[Start]

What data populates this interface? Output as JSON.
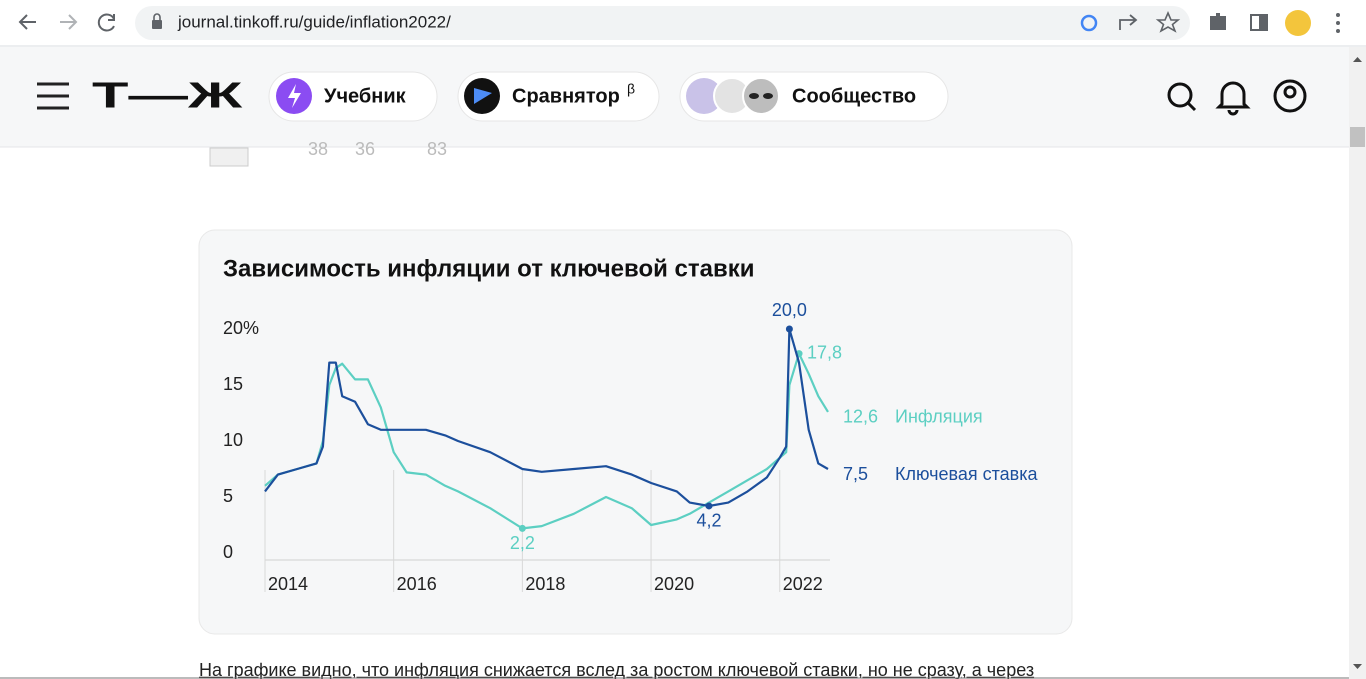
{
  "browser": {
    "url": "journal.tinkoff.ru/guide/inflation2022/"
  },
  "nav": {
    "logo": "Т—Ж",
    "items": [
      "Учебник",
      "Сравнятор",
      "Сообщество"
    ],
    "beta": "β"
  },
  "article": {
    "stats": [
      38,
      36,
      83
    ],
    "text": "На графике видно, что инфляция снижается вслед за ростом ключевой ставки, но не сразу, а через"
  },
  "chart_data": {
    "type": "line",
    "title": "Зависимость инфляции от ключевой ставки",
    "x": [
      2014.0,
      2014.2,
      2014.5,
      2014.8,
      2014.9,
      2015.0,
      2015.1,
      2015.2,
      2015.4,
      2015.6,
      2015.8,
      2016.0,
      2016.2,
      2016.5,
      2016.8,
      2017.0,
      2017.5,
      2018.0,
      2018.3,
      2018.8,
      2019.3,
      2019.7,
      2020.0,
      2020.4,
      2020.6,
      2020.9,
      2021.2,
      2021.5,
      2021.8,
      2022.0,
      2022.1,
      2022.15,
      2022.3,
      2022.45,
      2022.6,
      2022.75
    ],
    "series": [
      {
        "name": "Инфляция",
        "color": "#5ccfc2",
        "values": [
          6,
          7,
          7.5,
          8,
          10,
          15,
          16.5,
          16.9,
          15.5,
          15.5,
          13,
          9,
          7.2,
          7,
          6,
          5.5,
          4,
          2.2,
          2.4,
          3.5,
          5,
          4,
          2.5,
          3,
          3.5,
          4.5,
          5.5,
          6.5,
          7.5,
          8.5,
          9,
          15,
          17.8,
          16,
          14,
          12.6
        ],
        "value_labels": [
          null,
          null,
          null,
          null,
          null,
          null,
          null,
          null,
          null,
          null,
          null,
          null,
          null,
          null,
          null,
          null,
          null,
          "2,2",
          null,
          null,
          null,
          null,
          null,
          null,
          null,
          null,
          null,
          null,
          null,
          null,
          null,
          null,
          "17,8",
          null,
          null,
          "12,6"
        ]
      },
      {
        "name": "Ключевая ставка",
        "color": "#1c4f9c",
        "values": [
          5.5,
          7,
          7.5,
          8,
          9.5,
          17,
          17,
          14,
          13.5,
          11.5,
          11,
          11,
          11,
          11,
          10.5,
          10,
          9,
          7.5,
          7.25,
          7.5,
          7.75,
          7,
          6.25,
          5.5,
          4.5,
          4.2,
          4.5,
          5.5,
          6.75,
          8.5,
          9.5,
          20,
          17,
          11,
          8,
          7.5
        ],
        "value_labels": [
          null,
          null,
          null,
          null,
          null,
          null,
          null,
          null,
          null,
          null,
          null,
          null,
          null,
          null,
          null,
          null,
          null,
          null,
          null,
          null,
          null,
          null,
          null,
          null,
          null,
          "4,2",
          null,
          null,
          null,
          null,
          null,
          "20,0",
          null,
          null,
          null,
          "7,5"
        ]
      }
    ],
    "xlim": [
      2014,
      2022.75
    ],
    "xticks": [
      2014,
      2016,
      2018,
      2020,
      2022
    ],
    "ylim": [
      0,
      20
    ],
    "yticks": [
      0,
      5,
      10,
      15,
      {
        "value": 20,
        "label": "20%"
      }
    ],
    "grid": true
  }
}
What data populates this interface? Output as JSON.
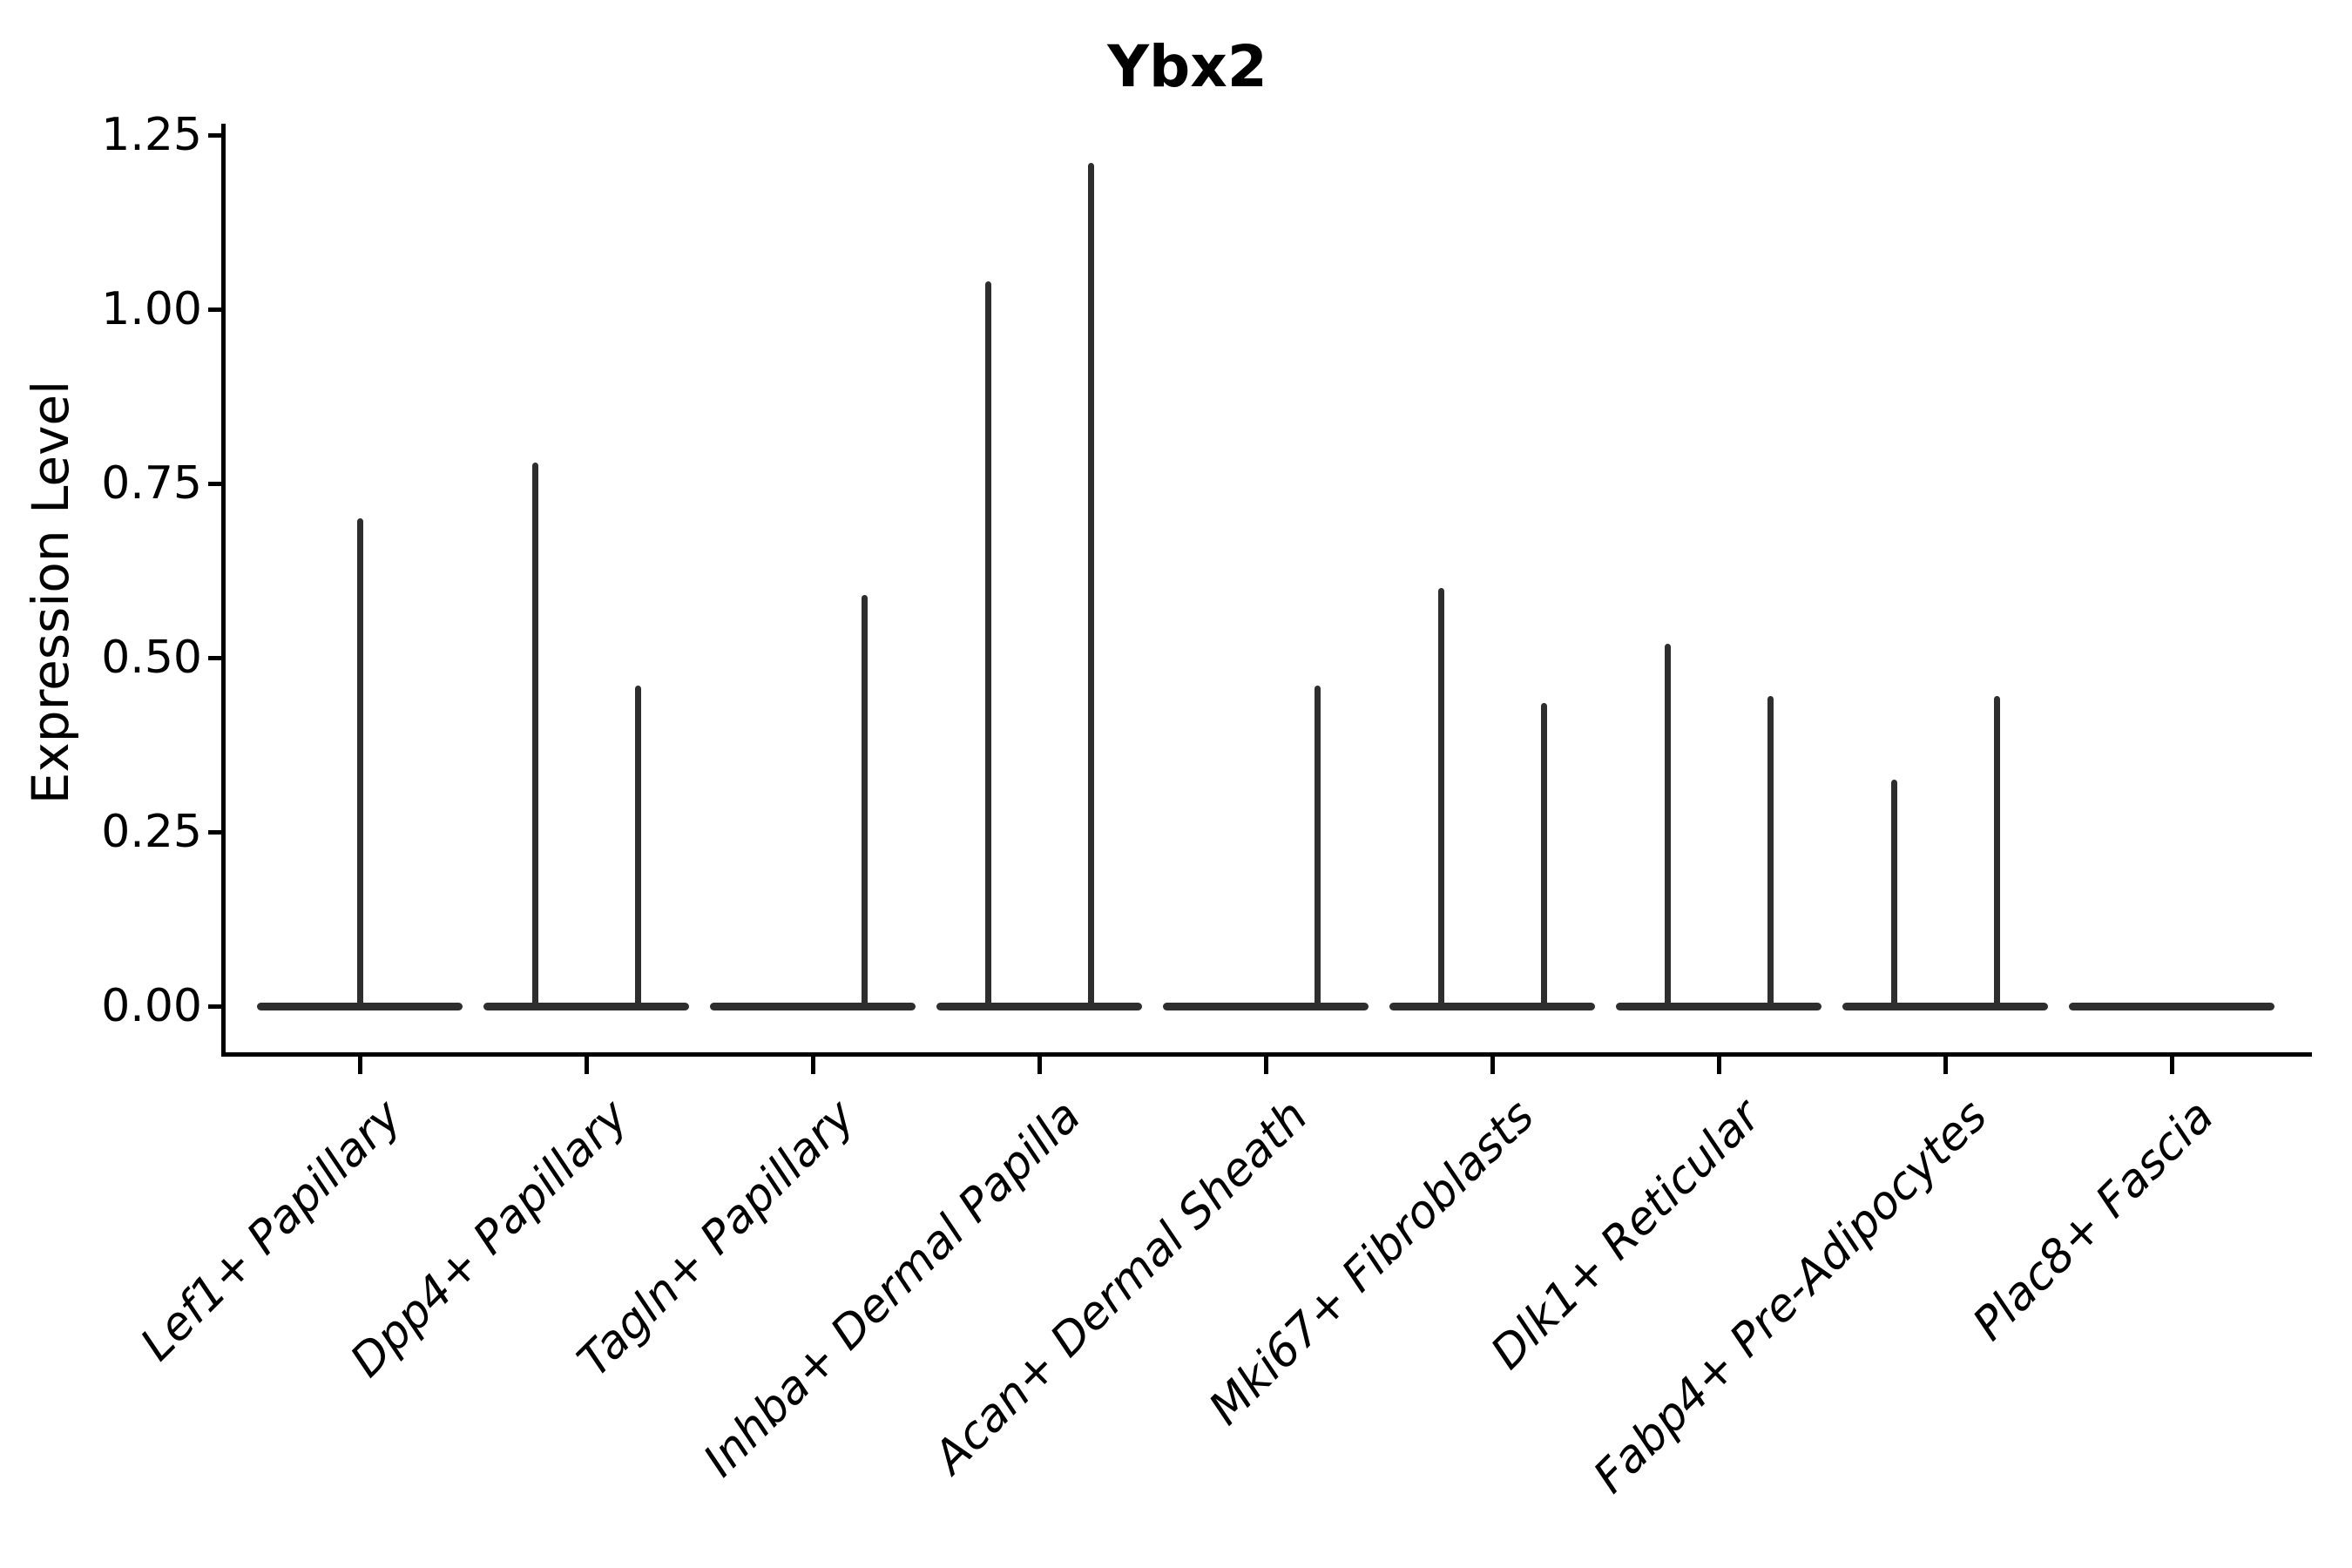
{
  "title": "Ybx2",
  "axes": {
    "ylabel": "Expression Level",
    "ytick_labels": [
      "0.00",
      "0.25",
      "0.50",
      "0.75",
      "1.00",
      "1.25"
    ]
  },
  "colors": {
    "violin_line": "#2e2e2e",
    "axis_line": "#000000",
    "text": "#000000",
    "background": "#ffffff"
  },
  "chart_data": {
    "type": "violin",
    "title": "Ybx2",
    "xlabel": "",
    "ylabel": "Expression Level",
    "ylim": [
      0,
      1.25
    ],
    "yticks": [
      0,
      0.25,
      0.5,
      0.75,
      1.0,
      1.25
    ],
    "ytick_labels": [
      "0.00",
      "0.25",
      "0.50",
      "0.75",
      "1.00",
      "1.25"
    ],
    "grid": false,
    "legend": "none",
    "categories": [
      "Lef1+ Papillary",
      "Dpp4+ Papillary",
      "Tagln+ Papillary",
      "Inhba+ Dermal Papilla",
      "Acan+ Dermal Sheath",
      "Mki67+ Fibroblasts",
      "Dlk1+ Reticular",
      "Fabp4+ Pre-Adipocytes",
      "Plac8+ Fascia"
    ],
    "description": "Violin plot of Ybx2 expression; each category shows flat violin bodies at 0 with thin vertical tails up to the max expression value. Categories contain either one full-width violin or two half-width violins.",
    "violins": [
      {
        "category": "Lef1+ Papillary",
        "bodies": [
          {
            "position": "full",
            "base_value": 0,
            "tail_max": 0.7
          }
        ]
      },
      {
        "category": "Dpp4+ Papillary",
        "bodies": [
          {
            "position": "left",
            "base_value": 0,
            "tail_max": 0.78
          },
          {
            "position": "right",
            "base_value": 0,
            "tail_max": 0.46
          }
        ]
      },
      {
        "category": "Tagln+ Papillary",
        "bodies": [
          {
            "position": "left",
            "base_value": 0,
            "tail_max": null
          },
          {
            "position": "right",
            "base_value": 0,
            "tail_max": 0.59
          }
        ]
      },
      {
        "category": "Inhba+ Dermal Papilla",
        "bodies": [
          {
            "position": "left",
            "base_value": 0,
            "tail_max": 1.04
          },
          {
            "position": "right",
            "base_value": 0,
            "tail_max": 1.21
          }
        ]
      },
      {
        "category": "Acan+ Dermal Sheath",
        "bodies": [
          {
            "position": "left",
            "base_value": 0,
            "tail_max": null
          },
          {
            "position": "right",
            "base_value": 0,
            "tail_max": 0.46
          }
        ]
      },
      {
        "category": "Mki67+ Fibroblasts",
        "bodies": [
          {
            "position": "left",
            "base_value": 0,
            "tail_max": 0.6
          },
          {
            "position": "right",
            "base_value": 0,
            "tail_max": 0.435
          }
        ]
      },
      {
        "category": "Dlk1+ Reticular",
        "bodies": [
          {
            "position": "left",
            "base_value": 0,
            "tail_max": 0.52
          },
          {
            "position": "right",
            "base_value": 0,
            "tail_max": 0.445
          }
        ]
      },
      {
        "category": "Fabp4+ Pre-Adipocytes",
        "bodies": [
          {
            "position": "left",
            "base_value": 0,
            "tail_max": 0.325
          },
          {
            "position": "right",
            "base_value": 0,
            "tail_max": 0.445
          }
        ]
      },
      {
        "category": "Plac8+ Fascia",
        "bodies": [
          {
            "position": "full",
            "base_value": 0,
            "tail_max": null
          }
        ]
      }
    ]
  }
}
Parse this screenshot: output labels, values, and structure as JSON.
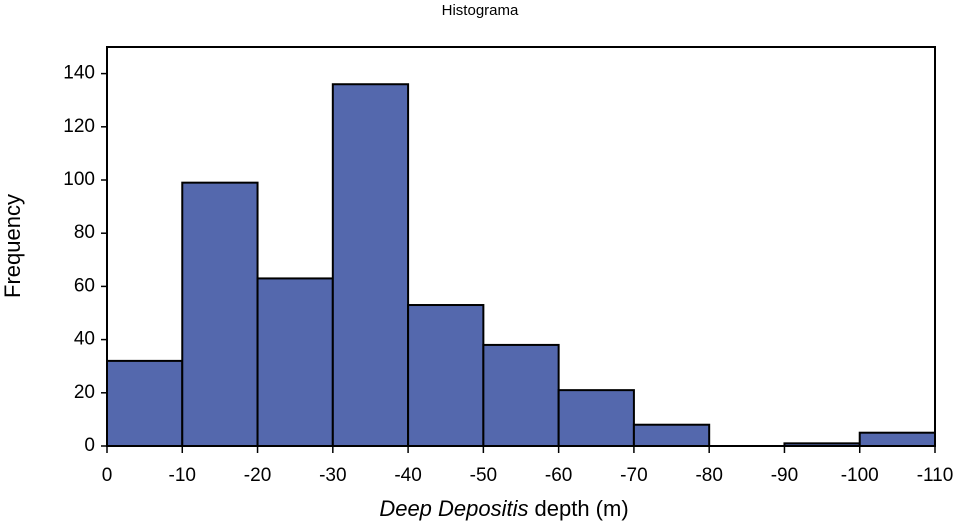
{
  "chart_data": {
    "type": "histogram",
    "title": "Histograma",
    "xlabel": [
      "Deep Depositis",
      "depth (m)"
    ],
    "ylabel": "Frequency",
    "bins": [
      0,
      -10,
      -20,
      -30,
      -40,
      -50,
      -60,
      -70,
      -80,
      -90,
      -100,
      -110
    ],
    "values": [
      32,
      99,
      63,
      136,
      53,
      38,
      21,
      8,
      0,
      1,
      5
    ],
    "color": "#5468ad",
    "xlim": [
      0,
      -110
    ],
    "xticks": [
      0,
      -10,
      -20,
      -30,
      -40,
      -50,
      -60,
      -70,
      -80,
      -90,
      -100,
      -110
    ],
    "ylim": [
      0,
      150
    ],
    "yticks": [
      0,
      20,
      40,
      60,
      80,
      100,
      120,
      140
    ],
    "grid": false
  }
}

[End]

Give the entries again without a single change, but with no pictures.

What data populates this interface? Output as JSON.
{
  "browser": {
    "url": "journal.tinkoff.ru/guide/inflation2022/"
  },
  "nav": {
    "logo": "Т—Ж",
    "items": [
      "Учебник",
      "Сравнятор",
      "Сообщество"
    ],
    "beta": "β"
  },
  "article": {
    "stats": [
      38,
      36,
      83
    ],
    "text": "На графике видно, что инфляция снижается вслед за ростом ключевой ставки, но не сразу, а через"
  },
  "chart_data": {
    "type": "line",
    "title": "Зависимость инфляции от ключевой ставки",
    "x": [
      2014.0,
      2014.2,
      2014.5,
      2014.8,
      2014.9,
      2015.0,
      2015.1,
      2015.2,
      2015.4,
      2015.6,
      2015.8,
      2016.0,
      2016.2,
      2016.5,
      2016.8,
      2017.0,
      2017.5,
      2018.0,
      2018.3,
      2018.8,
      2019.3,
      2019.7,
      2020.0,
      2020.4,
      2020.6,
      2020.9,
      2021.2,
      2021.5,
      2021.8,
      2022.0,
      2022.1,
      2022.15,
      2022.3,
      2022.45,
      2022.6,
      2022.75
    ],
    "series": [
      {
        "name": "Инфляция",
        "color": "#5ccfc2",
        "values": [
          6,
          7,
          7.5,
          8,
          10,
          15,
          16.5,
          16.9,
          15.5,
          15.5,
          13,
          9,
          7.2,
          7,
          6,
          5.5,
          4,
          2.2,
          2.4,
          3.5,
          5,
          4,
          2.5,
          3,
          3.5,
          4.5,
          5.5,
          6.5,
          7.5,
          8.5,
          9,
          15,
          17.8,
          16,
          14,
          12.6
        ],
        "value_labels": [
          null,
          null,
          null,
          null,
          null,
          null,
          null,
          null,
          null,
          null,
          null,
          null,
          null,
          null,
          null,
          null,
          null,
          "2,2",
          null,
          null,
          null,
          null,
          null,
          null,
          null,
          null,
          null,
          null,
          null,
          null,
          null,
          null,
          "17,8",
          null,
          null,
          "12,6"
        ]
      },
      {
        "name": "Ключевая ставка",
        "color": "#1c4f9c",
        "values": [
          5.5,
          7,
          7.5,
          8,
          9.5,
          17,
          17,
          14,
          13.5,
          11.5,
          11,
          11,
          11,
          11,
          10.5,
          10,
          9,
          7.5,
          7.25,
          7.5,
          7.75,
          7,
          6.25,
          5.5,
          4.5,
          4.2,
          4.5,
          5.5,
          6.75,
          8.5,
          9.5,
          20,
          17,
          11,
          8,
          7.5
        ],
        "value_labels": [
          null,
          null,
          null,
          null,
          null,
          null,
          null,
          null,
          null,
          null,
          null,
          null,
          null,
          null,
          null,
          null,
          null,
          null,
          null,
          null,
          null,
          null,
          null,
          null,
          null,
          "4,2",
          null,
          null,
          null,
          null,
          null,
          "20,0",
          null,
          null,
          null,
          "7,5"
        ]
      }
    ],
    "xlim": [
      2014,
      2022.75
    ],
    "xticks": [
      2014,
      2016,
      2018,
      2020,
      2022
    ],
    "ylim": [
      0,
      20
    ],
    "yticks": [
      0,
      5,
      10,
      15,
      {
        "value": 20,
        "label": "20%"
      }
    ],
    "grid": true
  }
}
What data populates this interface? Output as JSON.
{
  "title": "Ybx2",
  "axes": {
    "ylabel": "Expression Level",
    "ytick_labels": [
      "0.00",
      "0.25",
      "0.50",
      "0.75",
      "1.00",
      "1.25"
    ]
  },
  "colors": {
    "violin_line": "#2e2e2e",
    "axis_line": "#000000",
    "text": "#000000",
    "background": "#ffffff"
  },
  "chart_data": {
    "type": "violin",
    "title": "Ybx2",
    "xlabel": "",
    "ylabel": "Expression Level",
    "ylim": [
      0,
      1.25
    ],
    "yticks": [
      0,
      0.25,
      0.5,
      0.75,
      1.0,
      1.25
    ],
    "ytick_labels": [
      "0.00",
      "0.25",
      "0.50",
      "0.75",
      "1.00",
      "1.25"
    ],
    "grid": false,
    "legend": "none",
    "categories": [
      "Lef1+ Papillary",
      "Dpp4+ Papillary",
      "Tagln+ Papillary",
      "Inhba+ Dermal Papilla",
      "Acan+ Dermal Sheath",
      "Mki67+ Fibroblasts",
      "Dlk1+ Reticular",
      "Fabp4+ Pre-Adipocytes",
      "Plac8+ Fascia"
    ],
    "description": "Violin plot of Ybx2 expression; each category shows flat violin bodies at 0 with thin vertical tails up to the max expression value. Categories contain either one full-width violin or two half-width violins.",
    "violins": [
      {
        "category": "Lef1+ Papillary",
        "bodies": [
          {
            "position": "full",
            "base_value": 0,
            "tail_max": 0.7
          }
        ]
      },
      {
        "category": "Dpp4+ Papillary",
        "bodies": [
          {
            "position": "left",
            "base_value": 0,
            "tail_max": 0.78
          },
          {
            "position": "right",
            "base_value": 0,
            "tail_max": 0.46
          }
        ]
      },
      {
        "category": "Tagln+ Papillary",
        "bodies": [
          {
            "position": "left",
            "base_value": 0,
            "tail_max": null
          },
          {
            "position": "right",
            "base_value": 0,
            "tail_max": 0.59
          }
        ]
      },
      {
        "category": "Inhba+ Dermal Papilla",
        "bodies": [
          {
            "position": "left",
            "base_value": 0,
            "tail_max": 1.04
          },
          {
            "position": "right",
            "base_value": 0,
            "tail_max": 1.21
          }
        ]
      },
      {
        "category": "Acan+ Dermal Sheath",
        "bodies": [
          {
            "position": "left",
            "base_value": 0,
            "tail_max": null
          },
          {
            "position": "right",
            "base_value": 0,
            "tail_max": 0.46
          }
        ]
      },
      {
        "category": "Mki67+ Fibroblasts",
        "bodies": [
          {
            "position": "left",
            "base_value": 0,
            "tail_max": 0.6
          },
          {
            "position": "right",
            "base_value": 0,
            "tail_max": 0.435
          }
        ]
      },
      {
        "category": "Dlk1+ Reticular",
        "bodies": [
          {
            "position": "left",
            "base_value": 0,
            "tail_max": 0.52
          },
          {
            "position": "right",
            "base_value": 0,
            "tail_max": 0.445
          }
        ]
      },
      {
        "category": "Fabp4+ Pre-Adipocytes",
        "bodies": [
          {
            "position": "left",
            "base_value": 0,
            "tail_max": 0.325
          },
          {
            "position": "right",
            "base_value": 0,
            "tail_max": 0.445
          }
        ]
      },
      {
        "category": "Plac8+ Fascia",
        "bodies": [
          {
            "position": "full",
            "base_value": 0,
            "tail_max": null
          }
        ]
      }
    ]
  }
}
Parse this screenshot: output labels, values, and structure as JSON.
{
  "chart_data": {
    "type": "histogram",
    "title": "Histograma",
    "xlabel": [
      "Deep Depositis",
      "depth (m)"
    ],
    "ylabel": "Frequency",
    "bins": [
      0,
      -10,
      -20,
      -30,
      -40,
      -50,
      -60,
      -70,
      -80,
      -90,
      -100,
      -110
    ],
    "values": [
      32,
      99,
      63,
      136,
      53,
      38,
      21,
      8,
      0,
      1,
      5
    ],
    "color": "#5468ad",
    "xlim": [
      0,
      -110
    ],
    "xticks": [
      0,
      -10,
      -20,
      -30,
      -40,
      -50,
      -60,
      -70,
      -80,
      -90,
      -100,
      -110
    ],
    "ylim": [
      0,
      150
    ],
    "yticks": [
      0,
      20,
      40,
      60,
      80,
      100,
      120,
      140
    ],
    "grid": false
  }
}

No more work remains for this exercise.